> [Task requirements]: Repeat exactly each line of the data provided below.

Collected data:
....

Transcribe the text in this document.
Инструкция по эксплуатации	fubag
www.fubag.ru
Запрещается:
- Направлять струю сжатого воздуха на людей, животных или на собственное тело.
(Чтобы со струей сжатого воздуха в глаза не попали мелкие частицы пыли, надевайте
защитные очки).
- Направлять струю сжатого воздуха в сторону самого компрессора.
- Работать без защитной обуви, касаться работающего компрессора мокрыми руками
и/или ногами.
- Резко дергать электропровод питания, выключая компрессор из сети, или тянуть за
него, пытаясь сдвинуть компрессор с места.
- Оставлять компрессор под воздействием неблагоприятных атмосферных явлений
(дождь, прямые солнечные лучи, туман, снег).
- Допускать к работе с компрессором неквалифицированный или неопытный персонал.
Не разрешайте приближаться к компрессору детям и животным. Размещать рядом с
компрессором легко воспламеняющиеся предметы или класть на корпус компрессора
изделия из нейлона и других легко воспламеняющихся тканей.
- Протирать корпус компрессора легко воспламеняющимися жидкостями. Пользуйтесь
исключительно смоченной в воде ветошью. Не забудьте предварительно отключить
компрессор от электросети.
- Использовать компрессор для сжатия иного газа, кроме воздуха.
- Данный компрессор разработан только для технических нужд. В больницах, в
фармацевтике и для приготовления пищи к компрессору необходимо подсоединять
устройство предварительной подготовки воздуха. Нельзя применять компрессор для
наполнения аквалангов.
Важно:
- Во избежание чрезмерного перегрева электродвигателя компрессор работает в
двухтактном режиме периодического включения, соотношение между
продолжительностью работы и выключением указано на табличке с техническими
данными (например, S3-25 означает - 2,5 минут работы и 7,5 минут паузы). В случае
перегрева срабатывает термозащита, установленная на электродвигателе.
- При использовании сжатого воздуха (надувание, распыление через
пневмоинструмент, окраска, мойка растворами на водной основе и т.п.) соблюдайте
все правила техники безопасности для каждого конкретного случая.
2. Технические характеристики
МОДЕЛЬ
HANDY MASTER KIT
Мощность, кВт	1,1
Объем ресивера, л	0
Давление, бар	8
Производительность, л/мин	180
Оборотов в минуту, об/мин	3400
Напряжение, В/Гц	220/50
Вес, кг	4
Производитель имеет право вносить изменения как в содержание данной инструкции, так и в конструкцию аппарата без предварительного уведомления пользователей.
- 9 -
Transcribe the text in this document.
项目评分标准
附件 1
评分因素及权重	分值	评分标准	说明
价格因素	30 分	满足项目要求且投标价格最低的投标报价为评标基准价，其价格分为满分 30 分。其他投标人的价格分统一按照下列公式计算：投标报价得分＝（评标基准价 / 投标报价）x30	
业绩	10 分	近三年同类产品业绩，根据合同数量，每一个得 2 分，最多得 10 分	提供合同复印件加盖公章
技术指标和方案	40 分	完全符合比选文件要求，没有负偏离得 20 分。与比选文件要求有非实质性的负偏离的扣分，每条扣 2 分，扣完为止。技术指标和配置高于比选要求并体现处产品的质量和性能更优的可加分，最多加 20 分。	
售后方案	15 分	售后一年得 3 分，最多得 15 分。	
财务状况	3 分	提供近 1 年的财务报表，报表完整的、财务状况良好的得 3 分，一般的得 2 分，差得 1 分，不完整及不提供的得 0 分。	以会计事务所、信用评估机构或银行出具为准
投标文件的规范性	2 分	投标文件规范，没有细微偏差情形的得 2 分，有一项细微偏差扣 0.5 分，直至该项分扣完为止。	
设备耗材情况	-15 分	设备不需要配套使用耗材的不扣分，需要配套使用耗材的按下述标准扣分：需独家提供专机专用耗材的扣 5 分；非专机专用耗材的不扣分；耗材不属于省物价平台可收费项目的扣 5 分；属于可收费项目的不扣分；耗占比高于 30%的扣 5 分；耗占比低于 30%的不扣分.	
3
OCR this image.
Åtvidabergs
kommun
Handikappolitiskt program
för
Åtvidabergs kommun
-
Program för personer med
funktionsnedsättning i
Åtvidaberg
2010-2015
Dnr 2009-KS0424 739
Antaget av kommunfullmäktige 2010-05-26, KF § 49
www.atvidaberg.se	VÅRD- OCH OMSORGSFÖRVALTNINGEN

....

> [Response below]:
Transcribe the text in this document.
Инструкция по эксплуатации	fubag
www.fubag.ru
Запрещается:
- Направлять струю сжатого воздуха на людей, животных или на собственное тело.
(Чтобы со струей сжатого воздуха в глаза не попали мелкие частицы пыли, надевайте
защитные очки).
- Направлять струю сжатого воздуха в сторону самого компрессора.
- Работать без защитной обуви, касаться работающего компрессора мокрыми руками
и/или ногами.
- Резко дергать электропровод питания, выключая компрессор из сети, или тянуть за
него, пытаясь сдвинуть компрессор с места.
- Оставлять компрессор под воздействием неблагоприятных атмосферных явлений
(дождь, прямые солнечные лучи, туман, снег).
- Допускать к работе с компрессором неквалифицированный или неопытный персонал.
Не разрешайте приближаться к компрессору детям и животным. Размещать рядом с
компрессором легко воспламеняющиеся предметы или класть на корпус компрессора
изделия из нейлона и других легко воспламеняющихся тканей.
- Протирать корпус компрессора легко воспламеняющимися жидкостями. Пользуйтесь
исключительно смоченной в воде ветошью. Не забудьте предварительно отключить
компрессор от электросети.
- Использовать компрессор для сжатия иного газа, кроме воздуха.
- Данный компрессор разработан только для технических нужд. В больницах, в
фармацевтике и для приготовления пищи к компрессору необходимо подсоединять
устройство предварительной подготовки воздуха. Нельзя применять компрессор для
наполнения аквалангов.
Важно:
- Во избежание чрезмерного перегрева электродвигателя компрессор работает в
двухтактном режиме периодического включения, соотношение между
продолжительностью работы и выключением указано на табличке с техническими
данными (например, S3-25 означает - 2,5 минут работы и 7,5 минут паузы). В случае
перегрева срабатывает термозащита, установленная на электродвигателе.
- При использовании сжатого воздуха (надувание, распыление через
пневмоинструмент, окраска, мойка растворами на водной основе и т.п.) соблюдайте
все правила техники безопасности для каждого конкретного случая.
2. Технические характеристики
МОДЕЛЬ
HANDY MASTER KIT
Мощность, кВт	1,1
Объем ресивера, л	0
Давление, бар	8
Производительность, л/мин	180
Оборотов в минуту, об/мин	3400
Напряжение, В/Гц	220/50
Вес, кг	4
Производитель имеет право вносить изменения как в содержание данной инструкции, так и в конструкцию аппарата без предварительного уведомления пользователей.
- 9 -
Transcribe the text in this document.
项目评分标准
附件 1
评分因素及权重	分值	评分标准	说明
价格因素	30 分	满足项目要求且投标价格最低的投标报价为评标基准价，其价格分为满分 30 分。其他投标人的价格分统一按照下列公式计算：投标报价得分＝（评标基准价 / 投标报价）x30	
业绩	10 分	近三年同类产品业绩，根据合同数量，每一个得 2 分，最多得 10 分	提供合同复印件加盖公章
技术指标和方案	40 分	完全符合比选文件要求，没有负偏离得 20 分。与比选文件要求有非实质性的负偏离的扣分，每条扣 2 分，扣完为止。技术指标和配置高于比选要求并体现处产品的质量和性能更优的可加分，最多加 20 分。	
售后方案	15 分	售后一年得 3 分，最多得 15 分。	
财务状况	3 分	提供近 1 年的财务报表，报表完整的、财务状况良好的得 3 分，一般的得 2 分，差得 1 分，不完整及不提供的得 0 分。	以会计事务所、信用评估机构或银行出具为准
投标文件的规范性	2 分	投标文件规范，没有细微偏差情形的得 2 分，有一项细微偏差扣 0.5 分，直至该项分扣完为止。	
设备耗材情况	-15 分	设备不需要配套使用耗材的不扣分，需要配套使用耗材的按下述标准扣分：需独家提供专机专用耗材的扣 5 分；非专机专用耗材的不扣分；耗材不属于省物价平台可收费项目的扣 5 分；属于可收费项目的不扣分；耗占比高于 30%的扣 5 分；耗占比低于 30%的不扣分.	
3
OCR this image.
Åtvidabergs
kommun
Handikappolitiskt program
för
Åtvidabergs kommun
-
Program för personer med
funktionsnedsättning i
Åtvidaberg
2010-2015
Dnr 2009-KS0424 739
Antaget av kommunfullmäktige 2010-05-26, KF § 49
www.atvidaberg.se	VÅRD- OCH OMSORGSFÖRVALTNINGEN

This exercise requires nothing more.